Exact repetition is required: output every record in full.

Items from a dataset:
▬▬▬▬▬▬
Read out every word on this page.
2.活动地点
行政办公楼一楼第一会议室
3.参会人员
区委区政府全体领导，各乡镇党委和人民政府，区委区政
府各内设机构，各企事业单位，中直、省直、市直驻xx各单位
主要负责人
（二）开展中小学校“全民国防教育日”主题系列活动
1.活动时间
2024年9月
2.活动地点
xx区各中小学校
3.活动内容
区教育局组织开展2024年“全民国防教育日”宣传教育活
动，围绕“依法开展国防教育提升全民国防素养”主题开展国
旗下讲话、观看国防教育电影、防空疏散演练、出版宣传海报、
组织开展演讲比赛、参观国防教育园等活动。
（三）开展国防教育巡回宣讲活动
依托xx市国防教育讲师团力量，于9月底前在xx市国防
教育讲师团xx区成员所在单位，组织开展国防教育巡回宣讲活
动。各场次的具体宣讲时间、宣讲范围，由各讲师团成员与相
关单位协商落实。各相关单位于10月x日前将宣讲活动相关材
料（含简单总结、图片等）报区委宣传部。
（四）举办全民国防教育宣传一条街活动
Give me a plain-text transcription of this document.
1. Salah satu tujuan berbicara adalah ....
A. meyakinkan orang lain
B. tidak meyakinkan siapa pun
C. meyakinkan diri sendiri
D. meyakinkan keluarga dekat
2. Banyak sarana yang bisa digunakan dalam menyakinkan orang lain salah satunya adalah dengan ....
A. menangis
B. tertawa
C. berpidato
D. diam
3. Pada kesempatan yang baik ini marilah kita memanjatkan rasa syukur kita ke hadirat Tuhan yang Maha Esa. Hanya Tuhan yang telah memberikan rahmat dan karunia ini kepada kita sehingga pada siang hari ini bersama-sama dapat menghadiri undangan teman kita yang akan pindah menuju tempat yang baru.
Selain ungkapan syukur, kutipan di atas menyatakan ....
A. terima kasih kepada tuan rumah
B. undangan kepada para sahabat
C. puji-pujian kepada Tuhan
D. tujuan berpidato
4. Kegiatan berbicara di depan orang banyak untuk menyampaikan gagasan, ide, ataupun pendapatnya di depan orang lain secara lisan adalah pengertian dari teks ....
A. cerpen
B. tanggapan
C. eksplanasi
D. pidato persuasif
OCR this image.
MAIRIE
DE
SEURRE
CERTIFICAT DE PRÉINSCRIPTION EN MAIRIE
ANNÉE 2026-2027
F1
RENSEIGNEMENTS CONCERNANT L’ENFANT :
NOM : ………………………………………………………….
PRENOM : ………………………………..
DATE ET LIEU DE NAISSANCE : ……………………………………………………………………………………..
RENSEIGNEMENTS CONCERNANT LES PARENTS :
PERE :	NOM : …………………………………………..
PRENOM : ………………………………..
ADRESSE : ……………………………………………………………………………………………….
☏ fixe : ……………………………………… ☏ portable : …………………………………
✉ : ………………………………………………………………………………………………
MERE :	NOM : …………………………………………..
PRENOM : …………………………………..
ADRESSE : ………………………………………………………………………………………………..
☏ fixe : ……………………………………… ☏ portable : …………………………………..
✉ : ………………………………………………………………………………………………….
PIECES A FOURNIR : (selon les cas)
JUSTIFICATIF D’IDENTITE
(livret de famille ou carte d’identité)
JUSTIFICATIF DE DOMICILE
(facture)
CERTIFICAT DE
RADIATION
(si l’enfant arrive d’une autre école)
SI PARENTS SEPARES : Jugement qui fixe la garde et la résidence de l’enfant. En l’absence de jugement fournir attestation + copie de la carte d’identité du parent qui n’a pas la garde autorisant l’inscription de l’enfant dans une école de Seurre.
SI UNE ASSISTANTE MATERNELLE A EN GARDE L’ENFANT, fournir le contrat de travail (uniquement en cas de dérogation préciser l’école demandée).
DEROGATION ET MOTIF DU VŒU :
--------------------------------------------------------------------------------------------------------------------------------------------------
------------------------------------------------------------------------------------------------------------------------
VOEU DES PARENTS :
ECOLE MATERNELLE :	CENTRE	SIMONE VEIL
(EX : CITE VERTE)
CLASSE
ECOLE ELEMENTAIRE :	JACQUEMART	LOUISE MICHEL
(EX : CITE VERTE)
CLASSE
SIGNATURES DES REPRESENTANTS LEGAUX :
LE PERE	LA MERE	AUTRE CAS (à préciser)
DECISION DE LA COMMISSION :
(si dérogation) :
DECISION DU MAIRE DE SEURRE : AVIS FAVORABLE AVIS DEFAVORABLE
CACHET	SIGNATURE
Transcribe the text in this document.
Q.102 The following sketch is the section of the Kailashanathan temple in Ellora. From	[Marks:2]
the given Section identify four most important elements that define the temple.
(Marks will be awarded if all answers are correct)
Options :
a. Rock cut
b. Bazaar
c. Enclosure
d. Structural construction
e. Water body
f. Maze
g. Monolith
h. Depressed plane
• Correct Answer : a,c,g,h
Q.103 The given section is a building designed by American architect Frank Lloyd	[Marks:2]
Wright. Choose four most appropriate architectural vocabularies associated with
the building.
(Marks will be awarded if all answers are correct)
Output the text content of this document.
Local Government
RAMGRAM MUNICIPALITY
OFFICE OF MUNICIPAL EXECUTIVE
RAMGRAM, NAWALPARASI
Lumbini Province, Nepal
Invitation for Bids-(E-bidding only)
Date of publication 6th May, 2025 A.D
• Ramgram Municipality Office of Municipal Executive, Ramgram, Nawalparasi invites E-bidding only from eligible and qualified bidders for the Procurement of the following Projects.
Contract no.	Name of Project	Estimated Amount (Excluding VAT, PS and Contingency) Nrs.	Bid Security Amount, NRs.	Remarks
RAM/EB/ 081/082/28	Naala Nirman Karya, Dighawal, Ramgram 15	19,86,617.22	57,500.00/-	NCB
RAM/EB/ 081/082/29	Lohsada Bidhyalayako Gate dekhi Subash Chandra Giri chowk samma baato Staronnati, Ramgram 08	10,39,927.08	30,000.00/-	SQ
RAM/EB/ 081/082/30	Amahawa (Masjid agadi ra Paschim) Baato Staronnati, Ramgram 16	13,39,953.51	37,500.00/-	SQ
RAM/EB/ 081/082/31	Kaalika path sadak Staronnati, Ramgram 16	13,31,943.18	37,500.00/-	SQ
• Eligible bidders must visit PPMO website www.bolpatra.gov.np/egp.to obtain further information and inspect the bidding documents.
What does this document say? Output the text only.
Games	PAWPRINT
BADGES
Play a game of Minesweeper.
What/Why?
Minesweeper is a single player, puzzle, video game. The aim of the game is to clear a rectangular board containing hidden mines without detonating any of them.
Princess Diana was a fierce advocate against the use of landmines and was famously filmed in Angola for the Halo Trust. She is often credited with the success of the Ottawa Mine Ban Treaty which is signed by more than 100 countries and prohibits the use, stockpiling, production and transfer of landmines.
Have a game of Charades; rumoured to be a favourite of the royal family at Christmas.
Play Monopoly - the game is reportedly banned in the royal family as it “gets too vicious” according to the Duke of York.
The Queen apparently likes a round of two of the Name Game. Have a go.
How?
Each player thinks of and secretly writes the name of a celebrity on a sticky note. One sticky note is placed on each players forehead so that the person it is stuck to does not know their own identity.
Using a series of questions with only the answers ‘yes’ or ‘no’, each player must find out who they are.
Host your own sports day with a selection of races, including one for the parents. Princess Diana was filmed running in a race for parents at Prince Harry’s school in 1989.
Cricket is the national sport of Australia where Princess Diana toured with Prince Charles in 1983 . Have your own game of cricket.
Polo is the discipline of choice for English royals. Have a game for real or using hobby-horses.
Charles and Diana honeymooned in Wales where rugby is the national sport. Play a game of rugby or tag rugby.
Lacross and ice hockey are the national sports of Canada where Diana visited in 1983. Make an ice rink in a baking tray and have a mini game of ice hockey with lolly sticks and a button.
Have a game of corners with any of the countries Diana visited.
▬▬▬▬▬▬
**RESPONSE TO THE TASK**
Read out every word on this page.
2.活动地点
行政办公楼一楼第一会议室
3.参会人员
区委区政府全体领导，各乡镇党委和人民政府，区委区政
府各内设机构，各企事业单位，中直、省直、市直驻xx各单位
主要负责人
（二）开展中小学校“全民国防教育日”主题系列活动
1.活动时间
2024年9月
2.活动地点
xx区各中小学校
3.活动内容
区教育局组织开展2024年“全民国防教育日”宣传教育活
动，围绕“依法开展国防教育提升全民国防素养”主题开展国
旗下讲话、观看国防教育电影、防空疏散演练、出版宣传海报、
组织开展演讲比赛、参观国防教育园等活动。
（三）开展国防教育巡回宣讲活动
依托xx市国防教育讲师团力量，于9月底前在xx市国防
教育讲师团xx区成员所在单位，组织开展国防教育巡回宣讲活
动。各场次的具体宣讲时间、宣讲范围，由各讲师团成员与相
关单位协商落实。各相关单位于10月x日前将宣讲活动相关材
料（含简单总结、图片等）报区委宣传部。
（四）举办全民国防教育宣传一条街活动
Give me a plain-text transcription of this document.
1. Salah satu tujuan berbicara adalah ....
A. meyakinkan orang lain
B. tidak meyakinkan siapa pun
C. meyakinkan diri sendiri
D. meyakinkan keluarga dekat
2. Banyak sarana yang bisa digunakan dalam menyakinkan orang lain salah satunya adalah dengan ....
A. menangis
B. tertawa
C. berpidato
D. diam
3. Pada kesempatan yang baik ini marilah kita memanjatkan rasa syukur kita ke hadirat Tuhan yang Maha Esa. Hanya Tuhan yang telah memberikan rahmat dan karunia ini kepada kita sehingga pada siang hari ini bersama-sama dapat menghadiri undangan teman kita yang akan pindah menuju tempat yang baru.
Selain ungkapan syukur, kutipan di atas menyatakan ....
A. terima kasih kepada tuan rumah
B. undangan kepada para sahabat
C. puji-pujian kepada Tuhan
D. tujuan berpidato
4. Kegiatan berbicara di depan orang banyak untuk menyampaikan gagasan, ide, ataupun pendapatnya di depan orang lain secara lisan adalah pengertian dari teks ....
A. cerpen
B. tanggapan
C. eksplanasi
D. pidato persuasif
OCR this image.
MAIRIE
DE
SEURRE
CERTIFICAT DE PRÉINSCRIPTION EN MAIRIE
ANNÉE 2026-2027
F1
RENSEIGNEMENTS CONCERNANT L’ENFANT :
NOM : ………………………………………………………….
PRENOM : ………………………………..
DATE ET LIEU DE NAISSANCE : ……………………………………………………………………………………..
RENSEIGNEMENTS CONCERNANT LES PARENTS :
PERE :	NOM : …………………………………………..
PRENOM : ………………………………..
ADRESSE : ……………………………………………………………………………………………….
☏ fixe : ……………………………………… ☏ portable : …………………………………
✉ : ………………………………………………………………………………………………
MERE :	NOM : …………………………………………..
PRENOM : …………………………………..
ADRESSE : ………………………………………………………………………………………………..
☏ fixe : ……………………………………… ☏ portable : …………………………………..
✉ : ………………………………………………………………………………………………….
PIECES A FOURNIR : (selon les cas)
JUSTIFICATIF D’IDENTITE
(livret de famille ou carte d’identité)
JUSTIFICATIF DE DOMICILE
(facture)
CERTIFICAT DE
RADIATION
(si l’enfant arrive d’une autre école)
SI PARENTS SEPARES : Jugement qui fixe la garde et la résidence de l’enfant. En l’absence de jugement fournir attestation + copie de la carte d’identité du parent qui n’a pas la garde autorisant l’inscription de l’enfant dans une école de Seurre.
SI UNE ASSISTANTE MATERNELLE A EN GARDE L’ENFANT, fournir le contrat de travail (uniquement en cas de dérogation préciser l’école demandée).
DEROGATION ET MOTIF DU VŒU :
--------------------------------------------------------------------------------------------------------------------------------------------------
------------------------------------------------------------------------------------------------------------------------
VOEU DES PARENTS :
ECOLE MATERNELLE :	CENTRE	SIMONE VEIL
(EX : CITE VERTE)
CLASSE
ECOLE ELEMENTAIRE :	JACQUEMART	LOUISE MICHEL
(EX : CITE VERTE)
CLASSE
SIGNATURES DES REPRESENTANTS LEGAUX :
LE PERE	LA MERE	AUTRE CAS (à préciser)
DECISION DE LA COMMISSION :
(si dérogation) :
DECISION DU MAIRE DE SEURRE : AVIS FAVORABLE AVIS DEFAVORABLE
CACHET	SIGNATURE
Transcribe the text in this document.
Q.102 The following sketch is the section of the Kailashanathan temple in Ellora. From	[Marks:2]
the given Section identify four most important elements that define the temple.
(Marks will be awarded if all answers are correct)
Options :
a. Rock cut
b. Bazaar
c. Enclosure
d. Structural construction
e. Water body
f. Maze
g. Monolith
h. Depressed plane
• Correct Answer : a,c,g,h
Q.103 The given section is a building designed by American architect Frank Lloyd	[Marks:2]
Wright. Choose four most appropriate architectural vocabularies associated with
the building.
(Marks will be awarded if all answers are correct)
Output the text content of this document.
Local Government
RAMGRAM MUNICIPALITY
OFFICE OF MUNICIPAL EXECUTIVE
RAMGRAM, NAWALPARASI
Lumbini Province, Nepal
Invitation for Bids-(E-bidding only)
Date of publication 6th May, 2025 A.D
• Ramgram Municipality Office of Municipal Executive, Ramgram, Nawalparasi invites E-bidding only from eligible and qualified bidders for the Procurement of the following Projects.
Contract no.	Name of Project	Estimated Amount (Excluding VAT, PS and Contingency) Nrs.	Bid Security Amount, NRs.	Remarks
RAM/EB/ 081/082/28	Naala Nirman Karya, Dighawal, Ramgram 15	19,86,617.22	57,500.00/-	NCB
RAM/EB/ 081/082/29	Lohsada Bidhyalayako Gate dekhi Subash Chandra Giri chowk samma baato Staronnati, Ramgram 08	10,39,927.08	30,000.00/-	SQ
RAM/EB/ 081/082/30	Amahawa (Masjid agadi ra Paschim) Baato Staronnati, Ramgram 16	13,39,953.51	37,500.00/-	SQ
RAM/EB/ 081/082/31	Kaalika path sadak Staronnati, Ramgram 16	13,31,943.18	37,500.00/-	SQ
• Eligible bidders must visit PPMO website www.bolpatra.gov.np/egp.to obtain further information and inspect the bidding documents.
What does this document say? Output the text only.
Games	PAWPRINT
BADGES
Play a game of Minesweeper.
What/Why?
Minesweeper is a single player, puzzle, video game. The aim of the game is to clear a rectangular board containing hidden mines without detonating any of them.
Princess Diana was a fierce advocate against the use of landmines and was famously filmed in Angola for the Halo Trust. She is often credited with the success of the Ottawa Mine Ban Treaty which is signed by more than 100 countries and prohibits the use, stockpiling, production and transfer of landmines.
Have a game of Charades; rumoured to be a favourite of the royal family at Christmas.
Play Monopoly - the game is reportedly banned in the royal family as it “gets too vicious” according to the Duke of York.
The Queen apparently likes a round of two of the Name Game. Have a go.
How?
Each player thinks of and secretly writes the name of a celebrity on a sticky note. One sticky note is placed on each players forehead so that the person it is stuck to does not know their own identity.
Using a series of questions with only the answers ‘yes’ or ‘no’, each player must find out who they are.
Host your own sports day with a selection of races, including one for the parents. Princess Diana was filmed running in a race for parents at Prince Harry’s school in 1989.
Cricket is the national sport of Australia where Princess Diana toured with Prince Charles in 1983 . Have your own game of cricket.
Polo is the discipline of choice for English royals. Have a game for real or using hobby-horses.
Charles and Diana honeymooned in Wales where rugby is the national sport. Play a game of rugby or tag rugby.
Lacross and ice hockey are the national sports of Canada where Diana visited in 1983. Make an ice rink in a baking tray and have a mini game of ice hockey with lolly sticks and a button.
Have a game of corners with any of the countries Diana visited.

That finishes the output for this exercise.